Copy out the listing exactly.

[Dataset rows]
= = = = = = =
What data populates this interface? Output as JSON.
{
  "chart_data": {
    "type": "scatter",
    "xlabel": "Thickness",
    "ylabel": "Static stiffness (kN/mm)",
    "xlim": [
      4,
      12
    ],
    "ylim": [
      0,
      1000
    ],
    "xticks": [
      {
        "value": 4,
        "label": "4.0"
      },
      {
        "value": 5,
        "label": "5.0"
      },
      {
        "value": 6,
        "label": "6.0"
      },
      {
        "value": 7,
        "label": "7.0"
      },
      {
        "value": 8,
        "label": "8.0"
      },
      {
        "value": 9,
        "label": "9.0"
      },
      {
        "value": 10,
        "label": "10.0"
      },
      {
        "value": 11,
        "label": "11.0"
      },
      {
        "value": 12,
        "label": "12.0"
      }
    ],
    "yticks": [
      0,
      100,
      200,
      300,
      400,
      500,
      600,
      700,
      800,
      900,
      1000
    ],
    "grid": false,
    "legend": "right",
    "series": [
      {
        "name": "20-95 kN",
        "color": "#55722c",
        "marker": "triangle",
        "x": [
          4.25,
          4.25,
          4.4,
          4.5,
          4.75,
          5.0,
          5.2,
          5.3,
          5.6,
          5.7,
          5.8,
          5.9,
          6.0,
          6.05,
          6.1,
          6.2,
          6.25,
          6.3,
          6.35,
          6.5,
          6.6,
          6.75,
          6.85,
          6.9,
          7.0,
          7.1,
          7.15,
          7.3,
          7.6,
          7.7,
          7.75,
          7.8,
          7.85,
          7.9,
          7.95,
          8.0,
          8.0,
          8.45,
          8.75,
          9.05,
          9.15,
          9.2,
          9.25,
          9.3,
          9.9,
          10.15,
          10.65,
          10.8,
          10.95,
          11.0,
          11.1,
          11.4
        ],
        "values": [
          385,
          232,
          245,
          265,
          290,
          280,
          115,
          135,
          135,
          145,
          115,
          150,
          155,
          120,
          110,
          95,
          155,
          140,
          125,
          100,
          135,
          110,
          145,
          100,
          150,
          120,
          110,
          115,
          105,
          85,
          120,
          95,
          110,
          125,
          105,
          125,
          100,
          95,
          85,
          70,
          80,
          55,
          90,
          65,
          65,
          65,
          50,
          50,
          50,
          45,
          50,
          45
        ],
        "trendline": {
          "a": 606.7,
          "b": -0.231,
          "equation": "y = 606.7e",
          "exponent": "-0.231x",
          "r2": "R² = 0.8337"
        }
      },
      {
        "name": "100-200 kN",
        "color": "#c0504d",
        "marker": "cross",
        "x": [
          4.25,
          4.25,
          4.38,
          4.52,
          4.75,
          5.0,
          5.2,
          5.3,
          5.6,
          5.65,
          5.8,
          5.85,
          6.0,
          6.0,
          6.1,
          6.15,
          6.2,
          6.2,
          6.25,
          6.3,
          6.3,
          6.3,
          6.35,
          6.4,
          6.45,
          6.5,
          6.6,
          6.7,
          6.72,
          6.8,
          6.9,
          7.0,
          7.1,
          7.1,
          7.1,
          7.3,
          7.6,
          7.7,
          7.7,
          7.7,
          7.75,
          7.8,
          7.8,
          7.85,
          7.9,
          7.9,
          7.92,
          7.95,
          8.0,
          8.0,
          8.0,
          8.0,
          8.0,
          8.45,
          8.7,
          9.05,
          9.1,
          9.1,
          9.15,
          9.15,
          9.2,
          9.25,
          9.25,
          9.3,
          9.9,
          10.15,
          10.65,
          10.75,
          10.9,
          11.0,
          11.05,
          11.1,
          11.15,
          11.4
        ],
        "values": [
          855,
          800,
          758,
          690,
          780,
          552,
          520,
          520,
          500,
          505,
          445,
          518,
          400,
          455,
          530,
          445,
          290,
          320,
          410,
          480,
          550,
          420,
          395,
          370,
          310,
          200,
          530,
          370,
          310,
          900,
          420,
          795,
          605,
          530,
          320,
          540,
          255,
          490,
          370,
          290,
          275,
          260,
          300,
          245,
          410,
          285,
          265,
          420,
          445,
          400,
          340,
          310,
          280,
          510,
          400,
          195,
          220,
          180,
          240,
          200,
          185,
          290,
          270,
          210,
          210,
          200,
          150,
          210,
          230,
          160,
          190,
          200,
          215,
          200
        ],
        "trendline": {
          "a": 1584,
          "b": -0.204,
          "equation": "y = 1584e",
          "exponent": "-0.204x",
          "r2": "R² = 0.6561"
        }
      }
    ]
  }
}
= = = = = = =
**Full output**
What data populates this interface? Output as JSON.
{
  "chart_data": {
    "type": "scatter",
    "xlabel": "Thickness",
    "ylabel": "Static stiffness (kN/mm)",
    "xlim": [
      4,
      12
    ],
    "ylim": [
      0,
      1000
    ],
    "xticks": [
      {
        "value": 4,
        "label": "4.0"
      },
      {
        "value": 5,
        "label": "5.0"
      },
      {
        "value": 6,
        "label": "6.0"
      },
      {
        "value": 7,
        "label": "7.0"
      },
      {
        "value": 8,
        "label": "8.0"
      },
      {
        "value": 9,
        "label": "9.0"
      },
      {
        "value": 10,
        "label": "10.0"
      },
      {
        "value": 11,
        "label": "11.0"
      },
      {
        "value": 12,
        "label": "12.0"
      }
    ],
    "yticks": [
      0,
      100,
      200,
      300,
      400,
      500,
      600,
      700,
      800,
      900,
      1000
    ],
    "grid": false,
    "legend": "right",
    "series": [
      {
        "name": "20-95 kN",
        "color": "#55722c",
        "marker": "triangle",
        "x": [
          4.25,
          4.25,
          4.4,
          4.5,
          4.75,
          5.0,
          5.2,
          5.3,
          5.6,
          5.7,
          5.8,
          5.9,
          6.0,
          6.05,
          6.1,
          6.2,
          6.25,
          6.3,
          6.35,
          6.5,
          6.6,
          6.75,
          6.85,
          6.9,
          7.0,
          7.1,
          7.15,
          7.3,
          7.6,
          7.7,
          7.75,
          7.8,
          7.85,
          7.9,
          7.95,
          8.0,
          8.0,
          8.45,
          8.75,
          9.05,
          9.15,
          9.2,
          9.25,
          9.3,
          9.9,
          10.15,
          10.65,
          10.8,
          10.95,
          11.0,
          11.1,
          11.4
        ],
        "values": [
          385,
          232,
          245,
          265,
          290,
          280,
          115,
          135,
          135,
          145,
          115,
          150,
          155,
          120,
          110,
          95,
          155,
          140,
          125,
          100,
          135,
          110,
          145,
          100,
          150,
          120,
          110,
          115,
          105,
          85,
          120,
          95,
          110,
          125,
          105,
          125,
          100,
          95,
          85,
          70,
          80,
          55,
          90,
          65,
          65,
          65,
          50,
          50,
          50,
          45,
          50,
          45
        ],
        "trendline": {
          "a": 606.7,
          "b": -0.231,
          "equation": "y = 606.7e",
          "exponent": "-0.231x",
          "r2": "R² = 0.8337"
        }
      },
      {
        "name": "100-200 kN",
        "color": "#c0504d",
        "marker": "cross",
        "x": [
          4.25,
          4.25,
          4.38,
          4.52,
          4.75,
          5.0,
          5.2,
          5.3,
          5.6,
          5.65,
          5.8,
          5.85,
          6.0,
          6.0,
          6.1,
          6.15,
          6.2,
          6.2,
          6.25,
          6.3,
          6.3,
          6.3,
          6.35,
          6.4,
          6.45,
          6.5,
          6.6,
          6.7,
          6.72,
          6.8,
          6.9,
          7.0,
          7.1,
          7.1,
          7.1,
          7.3,
          7.6,
          7.7,
          7.7,
          7.7,
          7.75,
          7.8,
          7.8,
          7.85,
          7.9,
          7.9,
          7.92,
          7.95,
          8.0,
          8.0,
          8.0,
          8.0,
          8.0,
          8.45,
          8.7,
          9.05,
          9.1,
          9.1,
          9.15,
          9.15,
          9.2,
          9.25,
          9.25,
          9.3,
          9.9,
          10.15,
          10.65,
          10.75,
          10.9,
          11.0,
          11.05,
          11.1,
          11.15,
          11.4
        ],
        "values": [
          855,
          800,
          758,
          690,
          780,
          552,
          520,
          520,
          500,
          505,
          445,
          518,
          400,
          455,
          530,
          445,
          290,
          320,
          410,
          480,
          550,
          420,
          395,
          370,
          310,
          200,
          530,
          370,
          310,
          900,
          420,
          795,
          605,
          530,
          320,
          540,
          255,
          490,
          370,
          290,
          275,
          260,
          300,
          245,
          410,
          285,
          265,
          420,
          445,
          400,
          340,
          310,
          280,
          510,
          400,
          195,
          220,
          180,
          240,
          200,
          185,
          290,
          270,
          210,
          210,
          200,
          150,
          210,
          230,
          160,
          190,
          200,
          215,
          200
        ],
        "trendline": {
          "a": 1584,
          "b": -0.204,
          "equation": "y = 1584e",
          "exponent": "-0.204x",
          "r2": "R² = 0.6561"
        }
      }
    ]
  }
}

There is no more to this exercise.